-- BEGIN Exercise input --
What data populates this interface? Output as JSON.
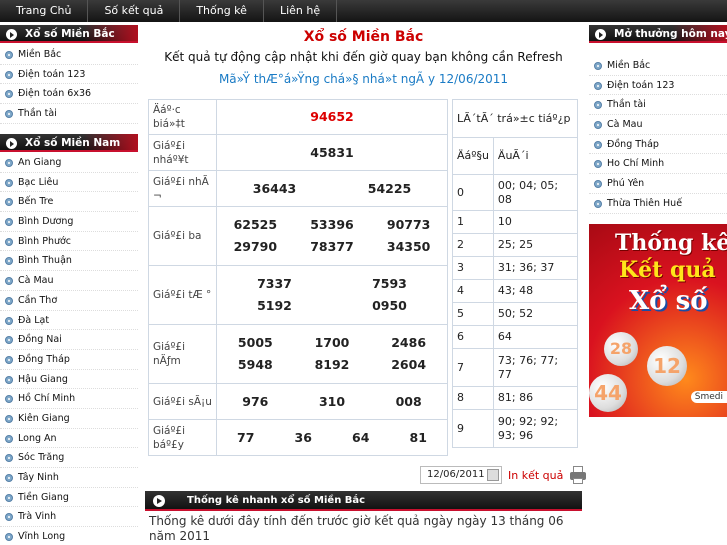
{
  "nav": [
    "Trang Chủ",
    "Số kết quả",
    "Thống kê",
    "Liên hệ"
  ],
  "left_north": {
    "title": "Xổ số Miền Bắc",
    "items": [
      "Miền Bắc",
      "Điện toán 123",
      "Điện toán 6x36",
      "Thần tài"
    ]
  },
  "left_south": {
    "title": "Xổ số Miền Nam",
    "items": [
      "An Giang",
      "Bạc Liêu",
      "Bến Tre",
      "Bình Dương",
      "Bình Phước",
      "Bình Thuận",
      "Cà Mau",
      "Cần Thơ",
      "Đà Lạt",
      "Đồng Nai",
      "Đồng Tháp",
      "Hậu Giang",
      "Hồ Chí Minh",
      "Kiên Giang",
      "Long An",
      "Sóc Trăng",
      "Tây Ninh",
      "Tiền Giang",
      "Trà Vinh",
      "Vĩnh Long"
    ]
  },
  "right_today": {
    "title": "Mở thưởng hôm nay",
    "items": [
      "Miền Bắc",
      "Điện toán 123",
      "Thần tài",
      "Cà Mau",
      "Đồng Tháp",
      "Ho Chí Minh",
      "Phú Yên",
      "Thừa Thiên Huế"
    ]
  },
  "main": {
    "title": "Xổ số Miền Bắc",
    "subtitle": "Kết quả tự động cập nhật khi đến giờ quay bạn không cần Refresh",
    "date_line": "Mã»Ÿ thÆ°á»Ÿng chá»§ nhá»t ngÃ y 12/06/2011"
  },
  "results": [
    {
      "label": "Äáº·c biá»‡t",
      "rows": [
        [
          "94652"
        ]
      ],
      "special": true
    },
    {
      "label": "Giáº£i nháº¥t",
      "rows": [
        [
          "45831"
        ]
      ]
    },
    {
      "label": "Giáº£i nhÃ ¬",
      "rows": [
        [
          "36443",
          "54225"
        ]
      ]
    },
    {
      "label": "Giáº£i ba",
      "rows": [
        [
          "62525",
          "53396",
          "90773"
        ],
        [
          "29790",
          "78377",
          "34350"
        ]
      ]
    },
    {
      "label": "Giáº£i tÆ °",
      "rows": [
        [
          "7337",
          "7593"
        ],
        [
          "5192",
          "0950"
        ]
      ]
    },
    {
      "label": "Giáº£i nÄƒm",
      "rows": [
        [
          "5005",
          "1700",
          "2486"
        ],
        [
          "5948",
          "8192",
          "2604"
        ]
      ]
    },
    {
      "label": "Giáº£i sÃ¡u",
      "rows": [
        [
          "976",
          "310",
          "008"
        ]
      ]
    },
    {
      "label": "Giáº£i báº£y",
      "rows": [
        [
          "77",
          "36",
          "64",
          "81"
        ]
      ]
    }
  ],
  "loto": {
    "header": "LÃ´tÃ´ trá»±c tiáº¿p",
    "col_head": "Äáº§u",
    "col_tail": "ÄuÃ´i",
    "rows": [
      {
        "d": "0",
        "v": "00; 04; 05; 08"
      },
      {
        "d": "1",
        "v": "10"
      },
      {
        "d": "2",
        "v": "25; 25"
      },
      {
        "d": "3",
        "v": "31; 36; 37"
      },
      {
        "d": "4",
        "v": "43; 48"
      },
      {
        "d": "5",
        "v": "50; 52"
      },
      {
        "d": "6",
        "v": "64"
      },
      {
        "d": "7",
        "v": "73; 76; 77; 77"
      },
      {
        "d": "8",
        "v": "81; 86"
      },
      {
        "d": "9",
        "v": "90; 92; 92; 93; 96"
      }
    ]
  },
  "date_picker": {
    "value": "12/06/2011",
    "print_label": "In kết quả"
  },
  "stats": {
    "header": "Thống kê nhanh xổ số Miền Bắc",
    "text": "Thống kê dưới đây tính đến trước giờ kết quả ngày ngày 13 tháng 06 năm 2011"
  },
  "banner": {
    "line1": "Thống kê",
    "line2": "Kết quả",
    "line3": "Xổ số",
    "balls": [
      "28",
      "12",
      "44"
    ],
    "brand": "Smedi"
  },
  "colors": {
    "accent_red": "#c8102e",
    "link_blue": "#1a7bc5",
    "special_red": "#dd0000"
  }
}
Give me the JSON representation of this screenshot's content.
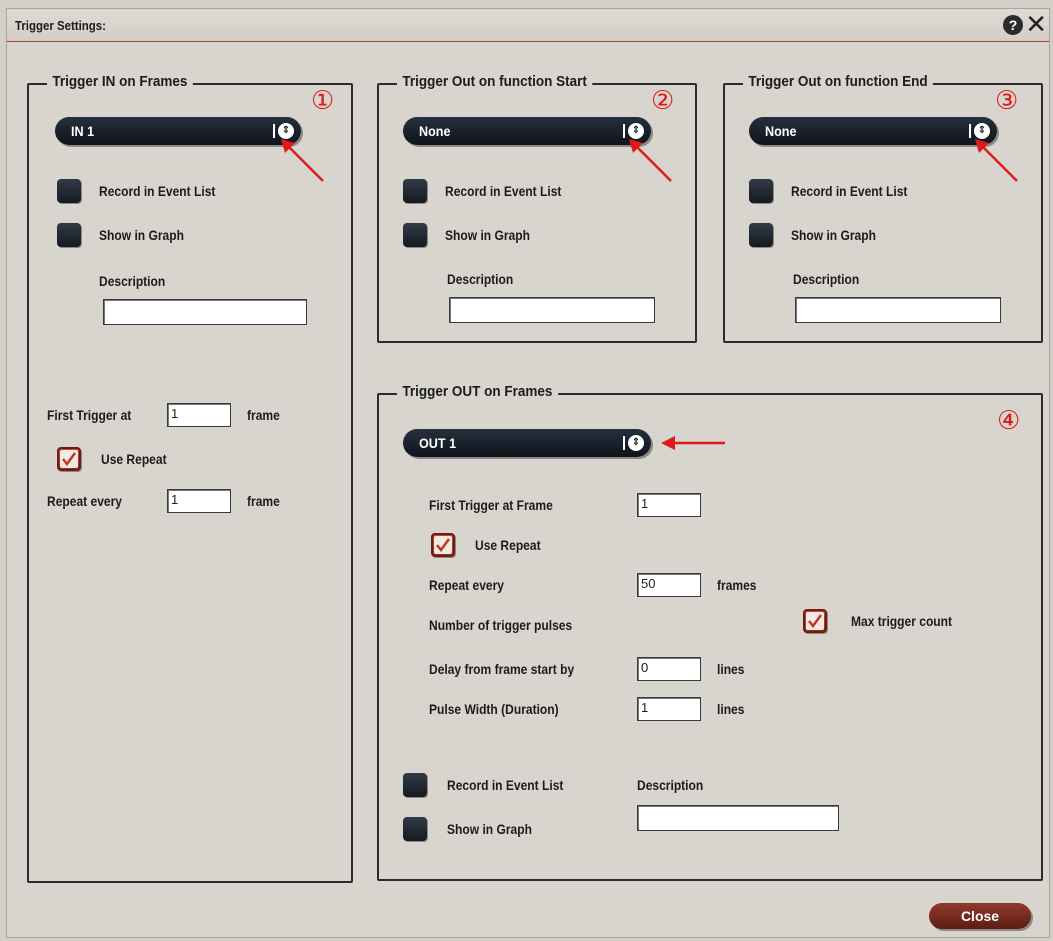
{
  "window": {
    "title": "Trigger Settings:",
    "help_icon": "?",
    "close_icon": "✕"
  },
  "groups": {
    "trigger_in": {
      "title": "Trigger IN on Frames",
      "marker": "①",
      "dropdown_value": "IN 1",
      "record_label": "Record in Event List",
      "graph_label": "Show in Graph",
      "description_label": "Description",
      "description_value": "",
      "first_trigger_label": "First Trigger at",
      "first_trigger_value": "1",
      "first_trigger_unit": "frame",
      "use_repeat_label": "Use Repeat",
      "repeat_label": "Repeat every",
      "repeat_value": "1",
      "repeat_unit": "frame"
    },
    "trigger_out_start": {
      "title": "Trigger Out on function Start",
      "marker": "②",
      "dropdown_value": "None",
      "record_label": "Record in Event List",
      "graph_label": "Show in Graph",
      "description_label": "Description",
      "description_value": ""
    },
    "trigger_out_end": {
      "title": "Trigger Out on function End",
      "marker": "③",
      "dropdown_value": "None",
      "record_label": "Record in Event List",
      "graph_label": "Show in Graph",
      "description_label": "Description",
      "description_value": ""
    },
    "trigger_out_frames": {
      "title": "Trigger OUT on Frames",
      "marker": "④",
      "dropdown_value": "OUT 1",
      "first_trigger_label": "First Trigger at Frame",
      "first_trigger_value": "1",
      "use_repeat_label": "Use Repeat",
      "repeat_label": "Repeat every",
      "repeat_value": "50",
      "repeat_unit": "frames",
      "pulses_label": "Number of trigger pulses",
      "max_count_label": "Max trigger count",
      "delay_label": "Delay from frame start by",
      "delay_value": "0",
      "delay_unit": "lines",
      "pulse_width_label": "Pulse Width (Duration)",
      "pulse_width_value": "1",
      "pulse_width_unit": "lines",
      "record_label": "Record in Event List",
      "graph_label": "Show in Graph",
      "description_label": "Description",
      "description_value": ""
    }
  },
  "close_button": "Close",
  "colors": {
    "accent_red": "#e01919",
    "close_button": "#7a2a1c",
    "title_rule": "#b0431e"
  }
}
-- END Exercise input --
Instruction:
Transcribe all of the records above character for character. Exclude the pictures.

Finished exercise:
What data populates this interface? Output as JSON.
{
  "nav": [
    "Trang Chủ",
    "Số kết quả",
    "Thống kê",
    "Liên hệ"
  ],
  "left_north": {
    "title": "Xổ số Miền Bắc",
    "items": [
      "Miền Bắc",
      "Điện toán 123",
      "Điện toán 6x36",
      "Thần tài"
    ]
  },
  "left_south": {
    "title": "Xổ số Miền Nam",
    "items": [
      "An Giang",
      "Bạc Liêu",
      "Bến Tre",
      "Bình Dương",
      "Bình Phước",
      "Bình Thuận",
      "Cà Mau",
      "Cần Thơ",
      "Đà Lạt",
      "Đồng Nai",
      "Đồng Tháp",
      "Hậu Giang",
      "Hồ Chí Minh",
      "Kiên Giang",
      "Long An",
      "Sóc Trăng",
      "Tây Ninh",
      "Tiền Giang",
      "Trà Vinh",
      "Vĩnh Long"
    ]
  },
  "right_today": {
    "title": "Mở thưởng hôm nay",
    "items": [
      "Miền Bắc",
      "Điện toán 123",
      "Thần tài",
      "Cà Mau",
      "Đồng Tháp",
      "Ho Chí Minh",
      "Phú Yên",
      "Thừa Thiên Huế"
    ]
  },
  "main": {
    "title": "Xổ số Miền Bắc",
    "subtitle": "Kết quả tự động cập nhật khi đến giờ quay bạn không cần Refresh",
    "date_line": "Mã»Ÿ thÆ°á»Ÿng chá»§ nhá»t ngÃ y 12/06/2011"
  },
  "results": [
    {
      "label": "Äáº·c biá»‡t",
      "rows": [
        [
          "94652"
        ]
      ],
      "special": true
    },
    {
      "label": "Giáº£i nháº¥t",
      "rows": [
        [
          "45831"
        ]
      ]
    },
    {
      "label": "Giáº£i nhÃ ¬",
      "rows": [
        [
          "36443",
          "54225"
        ]
      ]
    },
    {
      "label": "Giáº£i ba",
      "rows": [
        [
          "62525",
          "53396",
          "90773"
        ],
        [
          "29790",
          "78377",
          "34350"
        ]
      ]
    },
    {
      "label": "Giáº£i tÆ °",
      "rows": [
        [
          "7337",
          "7593"
        ],
        [
          "5192",
          "0950"
        ]
      ]
    },
    {
      "label": "Giáº£i nÄƒm",
      "rows": [
        [
          "5005",
          "1700",
          "2486"
        ],
        [
          "5948",
          "8192",
          "2604"
        ]
      ]
    },
    {
      "label": "Giáº£i sÃ¡u",
      "rows": [
        [
          "976",
          "310",
          "008"
        ]
      ]
    },
    {
      "label": "Giáº£i báº£y",
      "rows": [
        [
          "77",
          "36",
          "64",
          "81"
        ]
      ]
    }
  ],
  "loto": {
    "header": "LÃ´tÃ´ trá»±c tiáº¿p",
    "col_head": "Äáº§u",
    "col_tail": "ÄuÃ´i",
    "rows": [
      {
        "d": "0",
        "v": "00; 04; 05; 08"
      },
      {
        "d": "1",
        "v": "10"
      },
      {
        "d": "2",
        "v": "25; 25"
      },
      {
        "d": "3",
        "v": "31; 36; 37"
      },
      {
        "d": "4",
        "v": "43; 48"
      },
      {
        "d": "5",
        "v": "50; 52"
      },
      {
        "d": "6",
        "v": "64"
      },
      {
        "d": "7",
        "v": "73; 76; 77; 77"
      },
      {
        "d": "8",
        "v": "81; 86"
      },
      {
        "d": "9",
        "v": "90; 92; 92; 93; 96"
      }
    ]
  },
  "date_picker": {
    "value": "12/06/2011",
    "print_label": "In kết quả"
  },
  "stats": {
    "header": "Thống kê nhanh xổ số Miền Bắc",
    "text": "Thống kê dưới đây tính đến trước giờ kết quả ngày ngày 13 tháng 06 năm 2011"
  },
  "banner": {
    "line1": "Thống kê",
    "line2": "Kết quả",
    "line3": "Xổ số",
    "balls": [
      "28",
      "12",
      "44"
    ],
    "brand": "Smedi"
  },
  "colors": {
    "accent_red": "#c8102e",
    "link_blue": "#1a7bc5",
    "special_red": "#dd0000"
  }
}
Give me the JSON representation of this screenshot's content.
{
  "window": {
    "title": "Trigger Settings:",
    "help_icon": "?",
    "close_icon": "✕"
  },
  "groups": {
    "trigger_in": {
      "title": "Trigger IN on Frames",
      "marker": "①",
      "dropdown_value": "IN 1",
      "record_label": "Record in Event List",
      "graph_label": "Show in Graph",
      "description_label": "Description",
      "description_value": "",
      "first_trigger_label": "First Trigger at",
      "first_trigger_value": "1",
      "first_trigger_unit": "frame",
      "use_repeat_label": "Use Repeat",
      "repeat_label": "Repeat every",
      "repeat_value": "1",
      "repeat_unit": "frame"
    },
    "trigger_out_start": {
      "title": "Trigger Out on function Start",
      "marker": "②",
      "dropdown_value": "None",
      "record_label": "Record in Event List",
      "graph_label": "Show in Graph",
      "description_label": "Description",
      "description_value": ""
    },
    "trigger_out_end": {
      "title": "Trigger Out on function End",
      "marker": "③",
      "dropdown_value": "None",
      "record_label": "Record in Event List",
      "graph_label": "Show in Graph",
      "description_label": "Description",
      "description_value": ""
    },
    "trigger_out_frames": {
      "title": "Trigger OUT on Frames",
      "marker": "④",
      "dropdown_value": "OUT 1",
      "first_trigger_label": "First Trigger at Frame",
      "first_trigger_value": "1",
      "use_repeat_label": "Use Repeat",
      "repeat_label": "Repeat every",
      "repeat_value": "50",
      "repeat_unit": "frames",
      "pulses_label": "Number of trigger pulses",
      "max_count_label": "Max trigger count",
      "delay_label": "Delay from frame start by",
      "delay_value": "0",
      "delay_unit": "lines",
      "pulse_width_label": "Pulse Width (Duration)",
      "pulse_width_value": "1",
      "pulse_width_unit": "lines",
      "record_label": "Record in Event List",
      "graph_label": "Show in Graph",
      "description_label": "Description",
      "description_value": ""
    }
  },
  "close_button": "Close",
  "colors": {
    "accent_red": "#e01919",
    "close_button": "#7a2a1c",
    "title_rule": "#b0431e"
  }
}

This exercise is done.